• **What is needed**
For the listing below, give the count of lines containing the string "外界对气体做正功" and nothing else.

»»

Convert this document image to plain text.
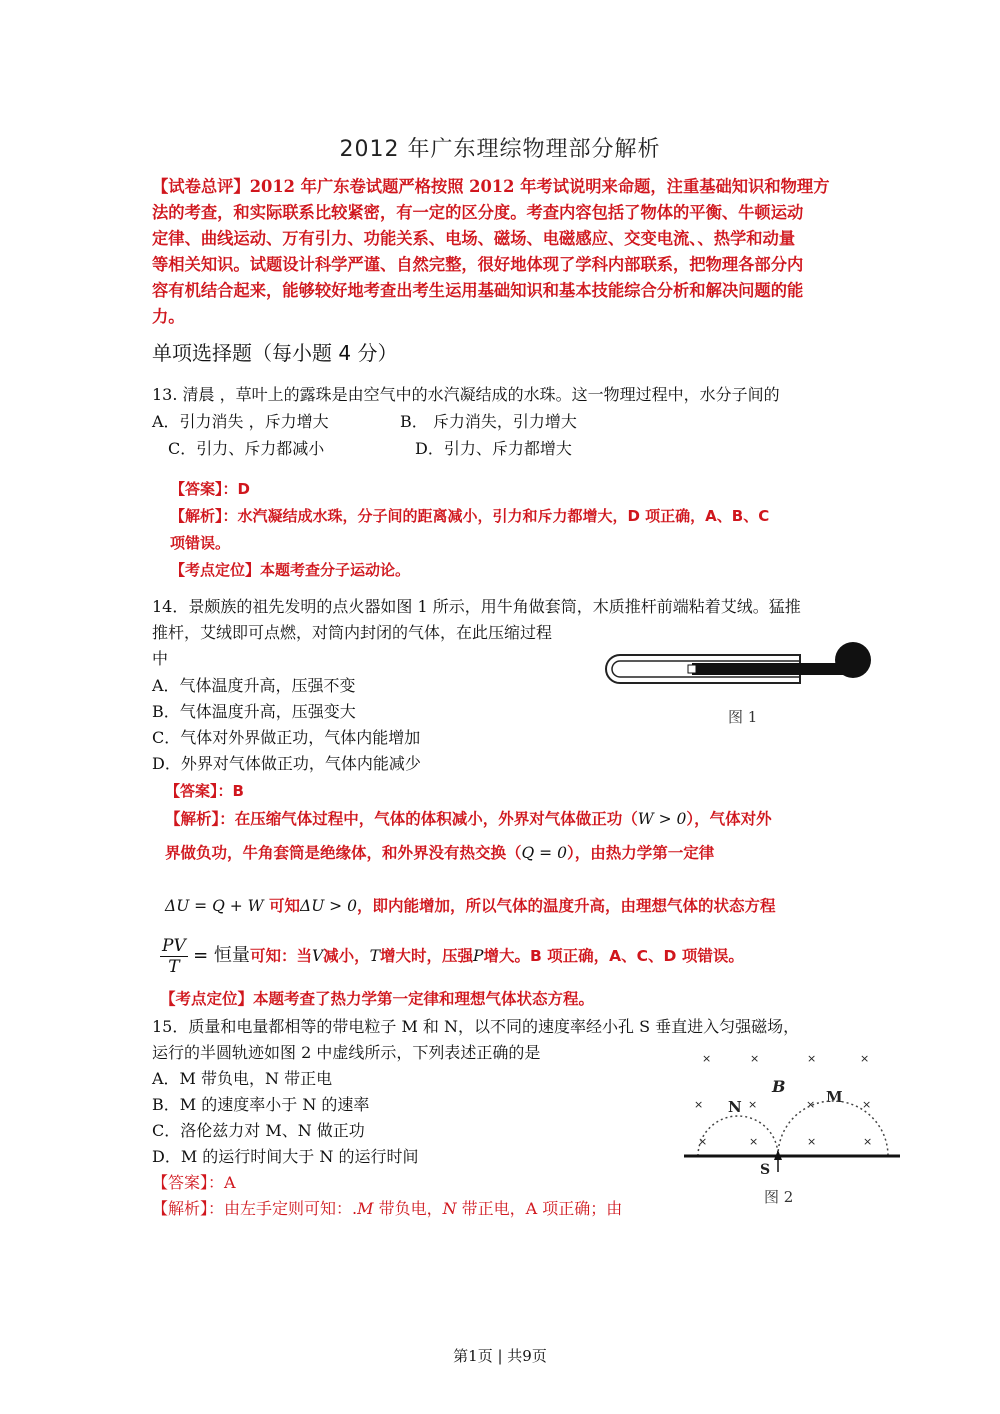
2012 年广东理综物理部分解析
【试卷总评】2012 年广东卷试题严格按照 2012 年考试说明来命题，注重基础知识和物理方
法的考查，和实际联系比较紧密，有一定的区分度。考查内容包括了物体的平衡、牛顿运动
定律、曲线运动、万有引力、功能关系、电场、磁场、电磁感应、交变电流、、热学和动量
等相关知识。试题设计科学严谨、自然完整，很好地体现了学科内部联系，把物理各部分内
容有机结合起来，能够较好地考查出考生运用基础知识和基本技能综合分析和解决问题的能
力。
单项选择题（每小题 4 分）
13. 清晨 ，草叶上的露珠是由空气中的水汽凝结成的水珠。这一物理过程中，水分子间的
A．引力消失 ，斥力增大	B． 斥力消失，引力增大
C．引力、斥力都减小	D．引力、斥力都增大
【答案】：D
【解析】：水汽凝结成水珠，分子间的距离减小，引力和斥力都增大，D 项正确，A、B、C
项错误。
【考点定位】本题考查分子运动论。
14．景颇族的祖先发明的点火器如图 1 所示，用牛角做套筒，木质推杆前端粘着艾绒。猛推
推杆，艾绒即可点燃，对筒内封闭的气体，在此压缩过程
中
A．气体温度升高，压强不变
B．气体温度升高，压强变大
C．气体对外界做正功，气体内能增加
D．外界对气体做正功，气体内能减少
图 1
【答案】：B
【解析】：在压缩气体过程中，气体的体积减小，外界对气体做正功（W > 0），气体对外
界做负功，牛角套筒是绝缘体，和外界没有热交换（Q = 0），由热力学第一定律
ΔU = Q + W 可知ΔU > 0，即内能增加，所以气体的温度升高，由理想气体的状态方程
$\frac{PV}{T}$ = 恒量可知：当V减小，T增大时，压强P增大。B 项正确，A、C、D 项错误。
【考点定位】本题考查了热力学第一定律和理想气体状态方程。
15．质量和电量都相等的带电粒子 M 和 N，以不同的速度率经小孔 S 垂直进入匀强磁场，
运行的半圆轨迹如图 2 中虚线所示，下列表述正确的是
A．M 带负电，N 带正电
B．M 的速度率小于 N 的速率
C．洛伦兹力对 M、N 做正功
D．M 的运行时间大于 N 的运行时间
【答案】：A
【解析】：由左手定则可知：.M 带负电，N 带正电，A 项正确；由
×	×	×	×
×	×	×	×
×	×	×	×
B
N
M
S
图 2
第1页 | 共9页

««

• **Task output**
2